>>

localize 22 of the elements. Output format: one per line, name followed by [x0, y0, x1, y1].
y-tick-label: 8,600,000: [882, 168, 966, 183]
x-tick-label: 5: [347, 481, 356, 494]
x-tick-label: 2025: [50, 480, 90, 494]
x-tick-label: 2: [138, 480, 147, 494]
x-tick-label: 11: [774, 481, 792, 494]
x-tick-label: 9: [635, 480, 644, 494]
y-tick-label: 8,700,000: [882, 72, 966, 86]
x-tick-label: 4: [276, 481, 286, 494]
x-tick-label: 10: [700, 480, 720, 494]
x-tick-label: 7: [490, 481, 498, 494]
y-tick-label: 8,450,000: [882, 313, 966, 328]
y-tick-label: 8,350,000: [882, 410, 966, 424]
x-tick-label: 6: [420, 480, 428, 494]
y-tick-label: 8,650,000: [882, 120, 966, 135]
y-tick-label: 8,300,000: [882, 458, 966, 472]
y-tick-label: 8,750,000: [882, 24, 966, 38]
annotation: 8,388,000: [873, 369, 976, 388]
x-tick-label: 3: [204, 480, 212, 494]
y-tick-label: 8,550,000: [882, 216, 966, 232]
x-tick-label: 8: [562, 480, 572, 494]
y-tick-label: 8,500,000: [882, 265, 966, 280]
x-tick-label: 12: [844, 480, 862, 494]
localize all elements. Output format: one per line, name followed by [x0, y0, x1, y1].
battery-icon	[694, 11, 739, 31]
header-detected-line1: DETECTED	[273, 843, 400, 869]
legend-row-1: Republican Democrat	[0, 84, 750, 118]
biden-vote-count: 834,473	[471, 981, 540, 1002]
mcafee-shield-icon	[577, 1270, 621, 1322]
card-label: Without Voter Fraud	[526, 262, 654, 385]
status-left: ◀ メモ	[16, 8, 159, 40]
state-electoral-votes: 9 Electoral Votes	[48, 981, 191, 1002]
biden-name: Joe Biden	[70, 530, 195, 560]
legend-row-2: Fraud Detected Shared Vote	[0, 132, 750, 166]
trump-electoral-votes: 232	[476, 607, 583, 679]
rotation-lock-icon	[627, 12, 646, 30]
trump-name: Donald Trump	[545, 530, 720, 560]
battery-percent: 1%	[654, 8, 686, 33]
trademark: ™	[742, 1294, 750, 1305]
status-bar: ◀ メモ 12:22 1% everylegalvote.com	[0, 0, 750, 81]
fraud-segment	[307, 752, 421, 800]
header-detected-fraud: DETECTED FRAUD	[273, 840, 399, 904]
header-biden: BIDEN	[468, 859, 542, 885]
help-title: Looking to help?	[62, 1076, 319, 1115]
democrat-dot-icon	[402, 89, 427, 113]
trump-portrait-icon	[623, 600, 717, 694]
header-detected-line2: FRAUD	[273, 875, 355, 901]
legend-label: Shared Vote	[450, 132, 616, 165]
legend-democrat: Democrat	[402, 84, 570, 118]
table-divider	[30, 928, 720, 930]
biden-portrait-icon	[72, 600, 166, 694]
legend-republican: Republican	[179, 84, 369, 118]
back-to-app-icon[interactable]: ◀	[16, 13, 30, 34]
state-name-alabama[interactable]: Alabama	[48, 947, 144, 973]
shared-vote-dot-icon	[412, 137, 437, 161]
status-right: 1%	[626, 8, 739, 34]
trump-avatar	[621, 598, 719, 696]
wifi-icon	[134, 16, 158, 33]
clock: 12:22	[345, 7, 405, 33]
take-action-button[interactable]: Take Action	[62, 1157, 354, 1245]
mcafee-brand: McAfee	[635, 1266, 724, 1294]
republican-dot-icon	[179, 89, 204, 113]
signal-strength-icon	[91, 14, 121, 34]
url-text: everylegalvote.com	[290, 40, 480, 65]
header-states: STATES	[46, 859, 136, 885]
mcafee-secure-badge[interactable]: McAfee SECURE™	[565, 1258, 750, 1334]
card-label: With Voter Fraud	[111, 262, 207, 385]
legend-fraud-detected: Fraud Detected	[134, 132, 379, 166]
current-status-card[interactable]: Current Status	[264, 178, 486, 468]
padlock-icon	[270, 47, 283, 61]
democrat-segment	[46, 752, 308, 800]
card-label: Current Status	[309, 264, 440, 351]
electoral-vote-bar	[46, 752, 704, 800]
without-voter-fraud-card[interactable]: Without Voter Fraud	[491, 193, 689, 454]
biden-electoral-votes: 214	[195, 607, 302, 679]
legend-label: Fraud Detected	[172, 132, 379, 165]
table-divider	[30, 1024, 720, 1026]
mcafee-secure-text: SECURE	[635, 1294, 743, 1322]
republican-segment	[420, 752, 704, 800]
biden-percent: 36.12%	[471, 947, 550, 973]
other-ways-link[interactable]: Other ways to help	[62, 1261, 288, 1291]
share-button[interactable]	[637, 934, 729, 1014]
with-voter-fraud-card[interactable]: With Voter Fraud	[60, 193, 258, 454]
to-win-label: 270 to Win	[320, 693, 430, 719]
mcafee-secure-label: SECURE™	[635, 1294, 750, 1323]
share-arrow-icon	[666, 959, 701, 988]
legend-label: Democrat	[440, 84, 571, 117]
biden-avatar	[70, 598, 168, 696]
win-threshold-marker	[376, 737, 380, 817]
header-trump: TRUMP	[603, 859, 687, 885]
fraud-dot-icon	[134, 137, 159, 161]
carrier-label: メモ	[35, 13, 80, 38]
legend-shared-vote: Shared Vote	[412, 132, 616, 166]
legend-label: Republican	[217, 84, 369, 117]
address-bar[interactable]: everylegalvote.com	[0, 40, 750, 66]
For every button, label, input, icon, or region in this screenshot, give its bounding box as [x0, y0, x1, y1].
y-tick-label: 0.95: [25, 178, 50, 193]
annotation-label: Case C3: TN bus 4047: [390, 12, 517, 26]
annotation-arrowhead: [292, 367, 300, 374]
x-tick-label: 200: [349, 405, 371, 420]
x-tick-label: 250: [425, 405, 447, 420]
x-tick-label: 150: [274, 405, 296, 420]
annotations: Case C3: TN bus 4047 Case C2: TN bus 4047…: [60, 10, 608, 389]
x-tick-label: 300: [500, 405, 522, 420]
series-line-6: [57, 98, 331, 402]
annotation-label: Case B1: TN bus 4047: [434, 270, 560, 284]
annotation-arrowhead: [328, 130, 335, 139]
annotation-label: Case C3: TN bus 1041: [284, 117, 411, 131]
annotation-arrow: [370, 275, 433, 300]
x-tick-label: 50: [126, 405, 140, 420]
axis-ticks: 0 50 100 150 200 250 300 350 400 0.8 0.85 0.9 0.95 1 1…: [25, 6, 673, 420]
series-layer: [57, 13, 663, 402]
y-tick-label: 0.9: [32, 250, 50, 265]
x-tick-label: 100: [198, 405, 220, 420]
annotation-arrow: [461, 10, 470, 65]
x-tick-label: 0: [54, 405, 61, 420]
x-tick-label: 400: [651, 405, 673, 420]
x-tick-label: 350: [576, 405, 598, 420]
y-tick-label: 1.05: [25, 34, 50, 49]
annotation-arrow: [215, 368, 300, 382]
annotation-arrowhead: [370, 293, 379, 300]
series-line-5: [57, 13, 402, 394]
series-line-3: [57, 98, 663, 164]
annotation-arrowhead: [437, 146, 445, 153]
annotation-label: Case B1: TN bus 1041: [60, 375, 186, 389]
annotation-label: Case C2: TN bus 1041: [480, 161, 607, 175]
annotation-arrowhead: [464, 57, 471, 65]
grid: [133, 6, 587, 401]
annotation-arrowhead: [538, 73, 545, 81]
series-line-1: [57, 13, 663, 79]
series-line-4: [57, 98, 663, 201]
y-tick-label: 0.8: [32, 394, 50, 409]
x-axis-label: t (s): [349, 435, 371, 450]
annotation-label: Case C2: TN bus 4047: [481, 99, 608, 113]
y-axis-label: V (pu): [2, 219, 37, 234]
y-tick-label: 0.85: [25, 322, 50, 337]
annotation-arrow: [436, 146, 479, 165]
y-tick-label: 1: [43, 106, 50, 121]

<<

• **Goal of the exercise**:
Copy the listing above word for word, from its first line through the line that contains "y-tick-label: 8,650,000: [882, 120, 966, 135]".

• **Reply to the exercise**:
localize 22 of the elements. Output format: one per line, name followed by [x0, y0, x1, y1].
y-tick-label: 8,600,000: [882, 168, 966, 183]
x-tick-label: 5: [347, 481, 356, 494]
x-tick-label: 2025: [50, 480, 90, 494]
x-tick-label: 2: [138, 480, 147, 494]
x-tick-label: 11: [774, 481, 792, 494]
x-tick-label: 9: [635, 480, 644, 494]
y-tick-label: 8,700,000: [882, 72, 966, 86]
x-tick-label: 4: [276, 481, 286, 494]
x-tick-label: 10: [700, 480, 720, 494]
x-tick-label: 7: [490, 481, 498, 494]
y-tick-label: 8,450,000: [882, 313, 966, 328]
y-tick-label: 8,350,000: [882, 410, 966, 424]
x-tick-label: 6: [420, 480, 428, 494]
y-tick-label: 8,650,000: [882, 120, 966, 135]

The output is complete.